(PROVIDED ENTRIES)
----

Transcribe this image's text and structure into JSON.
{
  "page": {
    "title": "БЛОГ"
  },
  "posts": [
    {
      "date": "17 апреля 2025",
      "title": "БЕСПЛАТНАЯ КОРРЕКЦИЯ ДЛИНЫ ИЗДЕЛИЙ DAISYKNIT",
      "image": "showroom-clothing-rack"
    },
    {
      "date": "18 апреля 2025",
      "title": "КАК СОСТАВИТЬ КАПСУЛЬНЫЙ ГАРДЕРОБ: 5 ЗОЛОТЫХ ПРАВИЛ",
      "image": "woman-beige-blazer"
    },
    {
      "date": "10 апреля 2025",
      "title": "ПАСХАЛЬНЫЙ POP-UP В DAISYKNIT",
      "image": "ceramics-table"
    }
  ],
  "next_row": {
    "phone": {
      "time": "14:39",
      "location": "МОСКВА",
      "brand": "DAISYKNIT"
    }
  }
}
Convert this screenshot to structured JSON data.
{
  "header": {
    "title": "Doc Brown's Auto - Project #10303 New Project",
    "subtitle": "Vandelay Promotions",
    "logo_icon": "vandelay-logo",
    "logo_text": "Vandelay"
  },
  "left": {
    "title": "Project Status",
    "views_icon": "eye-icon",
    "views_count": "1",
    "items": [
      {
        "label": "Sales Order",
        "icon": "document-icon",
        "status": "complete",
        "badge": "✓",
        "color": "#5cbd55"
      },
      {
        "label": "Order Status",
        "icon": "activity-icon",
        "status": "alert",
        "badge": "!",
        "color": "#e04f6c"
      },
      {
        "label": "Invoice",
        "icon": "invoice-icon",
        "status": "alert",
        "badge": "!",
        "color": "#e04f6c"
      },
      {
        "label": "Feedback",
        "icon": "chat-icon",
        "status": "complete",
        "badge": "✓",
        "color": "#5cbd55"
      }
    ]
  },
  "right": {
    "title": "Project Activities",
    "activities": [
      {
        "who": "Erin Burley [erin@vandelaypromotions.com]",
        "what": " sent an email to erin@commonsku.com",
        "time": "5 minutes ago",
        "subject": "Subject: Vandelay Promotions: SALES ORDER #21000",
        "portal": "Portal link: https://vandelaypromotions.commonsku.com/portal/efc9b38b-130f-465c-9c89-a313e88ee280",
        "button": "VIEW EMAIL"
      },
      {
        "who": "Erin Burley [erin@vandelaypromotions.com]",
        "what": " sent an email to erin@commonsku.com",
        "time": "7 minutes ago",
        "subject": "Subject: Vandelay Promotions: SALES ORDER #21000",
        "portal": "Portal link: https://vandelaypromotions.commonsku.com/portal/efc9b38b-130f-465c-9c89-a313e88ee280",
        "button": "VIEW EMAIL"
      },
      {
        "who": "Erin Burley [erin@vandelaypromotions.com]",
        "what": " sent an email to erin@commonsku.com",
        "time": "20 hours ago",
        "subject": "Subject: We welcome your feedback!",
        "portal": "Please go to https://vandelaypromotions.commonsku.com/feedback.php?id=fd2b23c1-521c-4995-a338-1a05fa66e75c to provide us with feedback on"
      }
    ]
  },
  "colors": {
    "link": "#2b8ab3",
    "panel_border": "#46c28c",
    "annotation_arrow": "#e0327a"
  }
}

----

(EXERCISE DESCRIPTION) Reproduce each record exactly, leaving nothing out.

(EXERCISE RESPONSE)
Transcribe this image's text and structure into JSON.
{
  "page": {
    "title": "БЛОГ"
  },
  "posts": [
    {
      "date": "17 апреля 2025",
      "title": "БЕСПЛАТНАЯ КОРРЕКЦИЯ ДЛИНЫ ИЗДЕЛИЙ DAISYKNIT",
      "image": "showroom-clothing-rack"
    },
    {
      "date": "18 апреля 2025",
      "title": "КАК СОСТАВИТЬ КАПСУЛЬНЫЙ ГАРДЕРОБ: 5 ЗОЛОТЫХ ПРАВИЛ",
      "image": "woman-beige-blazer"
    },
    {
      "date": "10 апреля 2025",
      "title": "ПАСХАЛЬНЫЙ POP-UP В DAISYKNIT",
      "image": "ceramics-table"
    }
  ],
  "next_row": {
    "phone": {
      "time": "14:39",
      "location": "МОСКВА",
      "brand": "DAISYKNIT"
    }
  }
}
Convert this screenshot to structured JSON data.
{
  "header": {
    "title": "Doc Brown's Auto - Project #10303 New Project",
    "subtitle": "Vandelay Promotions",
    "logo_icon": "vandelay-logo",
    "logo_text": "Vandelay"
  },
  "left": {
    "title": "Project Status",
    "views_icon": "eye-icon",
    "views_count": "1",
    "items": [
      {
        "label": "Sales Order",
        "icon": "document-icon",
        "status": "complete",
        "badge": "✓",
        "color": "#5cbd55"
      },
      {
        "label": "Order Status",
        "icon": "activity-icon",
        "status": "alert",
        "badge": "!",
        "color": "#e04f6c"
      },
      {
        "label": "Invoice",
        "icon": "invoice-icon",
        "status": "alert",
        "badge": "!",
        "color": "#e04f6c"
      },
      {
        "label": "Feedback",
        "icon": "chat-icon",
        "status": "complete",
        "badge": "✓",
        "color": "#5cbd55"
      }
    ]
  },
  "right": {
    "title": "Project Activities",
    "activities": [
      {
        "who": "Erin Burley [erin@vandelaypromotions.com]",
        "what": " sent an email to erin@commonsku.com",
        "time": "5 minutes ago",
        "subject": "Subject: Vandelay Promotions: SALES ORDER #21000",
        "portal": "Portal link: https://vandelaypromotions.commonsku.com/portal/efc9b38b-130f-465c-9c89-a313e88ee280",
        "button": "VIEW EMAIL"
      },
      {
        "who": "Erin Burley [erin@vandelaypromotions.com]",
        "what": " sent an email to erin@commonsku.com",
        "time": "7 minutes ago",
        "subject": "Subject: Vandelay Promotions: SALES ORDER #21000",
        "portal": "Portal link: https://vandelaypromotions.commonsku.com/portal/efc9b38b-130f-465c-9c89-a313e88ee280",
        "button": "VIEW EMAIL"
      },
      {
        "who": "Erin Burley [erin@vandelaypromotions.com]",
        "what": " sent an email to erin@commonsku.com",
        "time": "20 hours ago",
        "subject": "Subject: We welcome your feedback!",
        "portal": "Please go to https://vandelaypromotions.commonsku.com/feedback.php?id=fd2b23c1-521c-4995-a338-1a05fa66e75c to provide us with feedback on"
      }
    ]
  },
  "colors": {
    "link": "#2b8ab3",
    "panel_border": "#46c28c",
    "annotation_arrow": "#e0327a"
  }
}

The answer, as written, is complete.